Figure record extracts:
◆ ◆ ◆ ◆ ◆

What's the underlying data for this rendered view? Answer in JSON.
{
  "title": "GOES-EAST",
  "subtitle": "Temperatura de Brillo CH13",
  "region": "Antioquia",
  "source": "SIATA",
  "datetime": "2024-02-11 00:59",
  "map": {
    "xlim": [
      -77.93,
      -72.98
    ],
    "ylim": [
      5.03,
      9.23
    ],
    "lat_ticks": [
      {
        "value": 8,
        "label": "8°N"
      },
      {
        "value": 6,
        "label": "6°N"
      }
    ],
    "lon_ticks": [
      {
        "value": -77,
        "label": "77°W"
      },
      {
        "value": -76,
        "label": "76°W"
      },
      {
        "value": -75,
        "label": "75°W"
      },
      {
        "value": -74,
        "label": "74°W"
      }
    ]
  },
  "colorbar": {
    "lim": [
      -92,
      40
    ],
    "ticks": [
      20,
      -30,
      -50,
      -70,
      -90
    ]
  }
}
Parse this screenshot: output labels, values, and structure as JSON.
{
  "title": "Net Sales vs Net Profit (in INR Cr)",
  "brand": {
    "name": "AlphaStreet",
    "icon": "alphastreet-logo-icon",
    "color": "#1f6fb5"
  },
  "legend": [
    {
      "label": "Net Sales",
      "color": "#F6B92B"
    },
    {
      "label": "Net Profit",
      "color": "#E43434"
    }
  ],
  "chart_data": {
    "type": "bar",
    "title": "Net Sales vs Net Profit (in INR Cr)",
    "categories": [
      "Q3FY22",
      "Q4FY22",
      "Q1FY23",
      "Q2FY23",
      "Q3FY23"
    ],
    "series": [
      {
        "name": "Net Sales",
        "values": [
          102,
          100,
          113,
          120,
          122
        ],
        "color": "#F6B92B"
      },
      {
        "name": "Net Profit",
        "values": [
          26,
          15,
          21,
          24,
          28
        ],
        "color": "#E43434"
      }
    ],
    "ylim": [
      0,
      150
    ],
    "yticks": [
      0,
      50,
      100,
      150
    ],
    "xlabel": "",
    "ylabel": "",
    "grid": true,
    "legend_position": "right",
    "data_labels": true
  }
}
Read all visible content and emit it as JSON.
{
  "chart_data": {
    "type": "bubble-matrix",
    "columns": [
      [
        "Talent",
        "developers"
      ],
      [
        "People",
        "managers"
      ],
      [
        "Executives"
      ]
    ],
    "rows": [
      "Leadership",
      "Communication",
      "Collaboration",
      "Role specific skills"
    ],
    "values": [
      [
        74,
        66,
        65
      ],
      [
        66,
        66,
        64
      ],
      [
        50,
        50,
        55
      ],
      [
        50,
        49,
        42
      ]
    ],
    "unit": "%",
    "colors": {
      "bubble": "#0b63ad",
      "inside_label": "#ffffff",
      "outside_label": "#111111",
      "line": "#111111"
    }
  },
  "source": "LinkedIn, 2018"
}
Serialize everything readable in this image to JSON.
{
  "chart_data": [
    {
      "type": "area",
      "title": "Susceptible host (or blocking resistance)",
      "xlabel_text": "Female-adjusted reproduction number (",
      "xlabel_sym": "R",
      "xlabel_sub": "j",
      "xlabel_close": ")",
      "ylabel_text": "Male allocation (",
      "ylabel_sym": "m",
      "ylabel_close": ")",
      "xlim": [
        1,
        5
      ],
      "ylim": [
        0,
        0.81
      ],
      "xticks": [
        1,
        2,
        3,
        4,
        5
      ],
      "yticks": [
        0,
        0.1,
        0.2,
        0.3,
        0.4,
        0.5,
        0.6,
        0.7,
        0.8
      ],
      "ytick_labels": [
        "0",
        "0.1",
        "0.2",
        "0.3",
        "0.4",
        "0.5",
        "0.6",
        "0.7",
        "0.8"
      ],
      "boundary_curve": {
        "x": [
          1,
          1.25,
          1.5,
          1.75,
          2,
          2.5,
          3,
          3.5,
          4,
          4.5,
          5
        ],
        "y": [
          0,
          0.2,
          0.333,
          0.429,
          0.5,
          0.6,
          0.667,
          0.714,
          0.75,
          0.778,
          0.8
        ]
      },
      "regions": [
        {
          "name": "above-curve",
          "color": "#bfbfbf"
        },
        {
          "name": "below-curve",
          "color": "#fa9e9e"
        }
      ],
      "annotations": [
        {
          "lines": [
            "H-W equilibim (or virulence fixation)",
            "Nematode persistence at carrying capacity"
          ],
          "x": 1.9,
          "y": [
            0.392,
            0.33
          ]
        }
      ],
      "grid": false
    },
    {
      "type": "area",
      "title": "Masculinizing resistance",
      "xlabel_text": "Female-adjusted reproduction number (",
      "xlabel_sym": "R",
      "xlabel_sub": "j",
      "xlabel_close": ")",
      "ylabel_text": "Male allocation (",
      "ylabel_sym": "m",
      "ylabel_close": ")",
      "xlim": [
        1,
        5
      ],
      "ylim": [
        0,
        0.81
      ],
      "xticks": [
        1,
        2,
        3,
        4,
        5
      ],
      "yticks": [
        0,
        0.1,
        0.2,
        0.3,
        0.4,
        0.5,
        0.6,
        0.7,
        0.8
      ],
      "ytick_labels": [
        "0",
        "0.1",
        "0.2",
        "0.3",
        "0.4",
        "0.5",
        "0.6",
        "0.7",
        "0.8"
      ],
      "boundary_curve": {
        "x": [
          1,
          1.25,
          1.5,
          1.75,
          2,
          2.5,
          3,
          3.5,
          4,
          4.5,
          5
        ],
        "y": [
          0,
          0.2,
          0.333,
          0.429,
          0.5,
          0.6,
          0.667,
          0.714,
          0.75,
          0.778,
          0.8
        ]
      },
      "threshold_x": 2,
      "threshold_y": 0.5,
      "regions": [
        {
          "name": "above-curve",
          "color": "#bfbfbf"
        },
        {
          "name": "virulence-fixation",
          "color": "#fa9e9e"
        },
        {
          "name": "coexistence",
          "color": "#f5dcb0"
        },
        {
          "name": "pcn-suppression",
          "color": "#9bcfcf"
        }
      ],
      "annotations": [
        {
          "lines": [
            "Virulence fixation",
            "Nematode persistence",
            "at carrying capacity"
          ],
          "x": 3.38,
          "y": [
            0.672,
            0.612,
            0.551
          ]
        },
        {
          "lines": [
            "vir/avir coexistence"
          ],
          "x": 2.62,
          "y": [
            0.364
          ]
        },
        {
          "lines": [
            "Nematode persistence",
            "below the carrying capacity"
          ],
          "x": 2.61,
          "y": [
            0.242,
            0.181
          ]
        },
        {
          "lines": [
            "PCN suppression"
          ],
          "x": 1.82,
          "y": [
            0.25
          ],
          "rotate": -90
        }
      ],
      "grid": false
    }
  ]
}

◆ ◆ ◆ ◆ ◆

__STATED PROBLEM__. Return all of the above records exactly, leaving no line out.

__WRITTEN ANSWER__.
What's the underlying data for this rendered view? Answer in JSON.
{
  "title": "GOES-EAST",
  "subtitle": "Temperatura de Brillo CH13",
  "region": "Antioquia",
  "source": "SIATA",
  "datetime": "2024-02-11 00:59",
  "map": {
    "xlim": [
      -77.93,
      -72.98
    ],
    "ylim": [
      5.03,
      9.23
    ],
    "lat_ticks": [
      {
        "value": 8,
        "label": "8°N"
      },
      {
        "value": 6,
        "label": "6°N"
      }
    ],
    "lon_ticks": [
      {
        "value": -77,
        "label": "77°W"
      },
      {
        "value": -76,
        "label": "76°W"
      },
      {
        "value": -75,
        "label": "75°W"
      },
      {
        "value": -74,
        "label": "74°W"
      }
    ]
  },
  "colorbar": {
    "lim": [
      -92,
      40
    ],
    "ticks": [
      20,
      -30,
      -50,
      -70,
      -90
    ]
  }
}
Parse this screenshot: output labels, values, and structure as JSON.
{
  "title": "Net Sales vs Net Profit (in INR Cr)",
  "brand": {
    "name": "AlphaStreet",
    "icon": "alphastreet-logo-icon",
    "color": "#1f6fb5"
  },
  "legend": [
    {
      "label": "Net Sales",
      "color": "#F6B92B"
    },
    {
      "label": "Net Profit",
      "color": "#E43434"
    }
  ],
  "chart_data": {
    "type": "bar",
    "title": "Net Sales vs Net Profit (in INR Cr)",
    "categories": [
      "Q3FY22",
      "Q4FY22",
      "Q1FY23",
      "Q2FY23",
      "Q3FY23"
    ],
    "series": [
      {
        "name": "Net Sales",
        "values": [
          102,
          100,
          113,
          120,
          122
        ],
        "color": "#F6B92B"
      },
      {
        "name": "Net Profit",
        "values": [
          26,
          15,
          21,
          24,
          28
        ],
        "color": "#E43434"
      }
    ],
    "ylim": [
      0,
      150
    ],
    "yticks": [
      0,
      50,
      100,
      150
    ],
    "xlabel": "",
    "ylabel": "",
    "grid": true,
    "legend_position": "right",
    "data_labels": true
  }
}
Read all visible content and emit it as JSON.
{
  "chart_data": {
    "type": "bubble-matrix",
    "columns": [
      [
        "Talent",
        "developers"
      ],
      [
        "People",
        "managers"
      ],
      [
        "Executives"
      ]
    ],
    "rows": [
      "Leadership",
      "Communication",
      "Collaboration",
      "Role specific skills"
    ],
    "values": [
      [
        74,
        66,
        65
      ],
      [
        66,
        66,
        64
      ],
      [
        50,
        50,
        55
      ],
      [
        50,
        49,
        42
      ]
    ],
    "unit": "%",
    "colors": {
      "bubble": "#0b63ad",
      "inside_label": "#ffffff",
      "outside_label": "#111111",
      "line": "#111111"
    }
  },
  "source": "LinkedIn, 2018"
}
Serialize everything readable in this image to JSON.
{
  "chart_data": [
    {
      "type": "area",
      "title": "Susceptible host (or blocking resistance)",
      "xlabel_text": "Female-adjusted reproduction number (",
      "xlabel_sym": "R",
      "xlabel_sub": "j",
      "xlabel_close": ")",
      "ylabel_text": "Male allocation (",
      "ylabel_sym": "m",
      "ylabel_close": ")",
      "xlim": [
        1,
        5
      ],
      "ylim": [
        0,
        0.81
      ],
      "xticks": [
        1,
        2,
        3,
        4,
        5
      ],
      "yticks": [
        0,
        0.1,
        0.2,
        0.3,
        0.4,
        0.5,
        0.6,
        0.7,
        0.8
      ],
      "ytick_labels": [
        "0",
        "0.1",
        "0.2",
        "0.3",
        "0.4",
        "0.5",
        "0.6",
        "0.7",
        "0.8"
      ],
      "boundary_curve": {
        "x": [
          1,
          1.25,
          1.5,
          1.75,
          2,
          2.5,
          3,
          3.5,
          4,
          4.5,
          5
        ],
        "y": [
          0,
          0.2,
          0.333,
          0.429,
          0.5,
          0.6,
          0.667,
          0.714,
          0.75,
          0.778,
          0.8
        ]
      },
      "regions": [
        {
          "name": "above-curve",
          "color": "#bfbfbf"
        },
        {
          "name": "below-curve",
          "color": "#fa9e9e"
        }
      ],
      "annotations": [
        {
          "lines": [
            "H-W equilibim (or virulence fixation)",
            "Nematode persistence at carrying capacity"
          ],
          "x": 1.9,
          "y": [
            0.392,
            0.33
          ]
        }
      ],
      "grid": false
    },
    {
      "type": "area",
      "title": "Masculinizing resistance",
      "xlabel_text": "Female-adjusted reproduction number (",
      "xlabel_sym": "R",
      "xlabel_sub": "j",
      "xlabel_close": ")",
      "ylabel_text": "Male allocation (",
      "ylabel_sym": "m",
      "ylabel_close": ")",
      "xlim": [
        1,
        5
      ],
      "ylim": [
        0,
        0.81
      ],
      "xticks": [
        1,
        2,
        3,
        4,
        5
      ],
      "yticks": [
        0,
        0.1,
        0.2,
        0.3,
        0.4,
        0.5,
        0.6,
        0.7,
        0.8
      ],
      "ytick_labels": [
        "0",
        "0.1",
        "0.2",
        "0.3",
        "0.4",
        "0.5",
        "0.6",
        "0.7",
        "0.8"
      ],
      "boundary_curve": {
        "x": [
          1,
          1.25,
          1.5,
          1.75,
          2,
          2.5,
          3,
          3.5,
          4,
          4.5,
          5
        ],
        "y": [
          0,
          0.2,
          0.333,
          0.429,
          0.5,
          0.6,
          0.667,
          0.714,
          0.75,
          0.778,
          0.8
        ]
      },
      "threshold_x": 2,
      "threshold_y": 0.5,
      "regions": [
        {
          "name": "above-curve",
          "color": "#bfbfbf"
        },
        {
          "name": "virulence-fixation",
          "color": "#fa9e9e"
        },
        {
          "name": "coexistence",
          "color": "#f5dcb0"
        },
        {
          "name": "pcn-suppression",
          "color": "#9bcfcf"
        }
      ],
      "annotations": [
        {
          "lines": [
            "Virulence fixation",
            "Nematode persistence",
            "at carrying capacity"
          ],
          "x": 3.38,
          "y": [
            0.672,
            0.612,
            0.551
          ]
        },
        {
          "lines": [
            "vir/avir coexistence"
          ],
          "x": 2.62,
          "y": [
            0.364
          ]
        },
        {
          "lines": [
            "Nematode persistence",
            "below the carrying capacity"
          ],
          "x": 2.61,
          "y": [
            0.242,
            0.181
          ]
        },
        {
          "lines": [
            "PCN suppression"
          ],
          "x": 1.82,
          "y": [
            0.25
          ],
          "rotate": -90
        }
      ],
      "grid": false
    }
  ]
}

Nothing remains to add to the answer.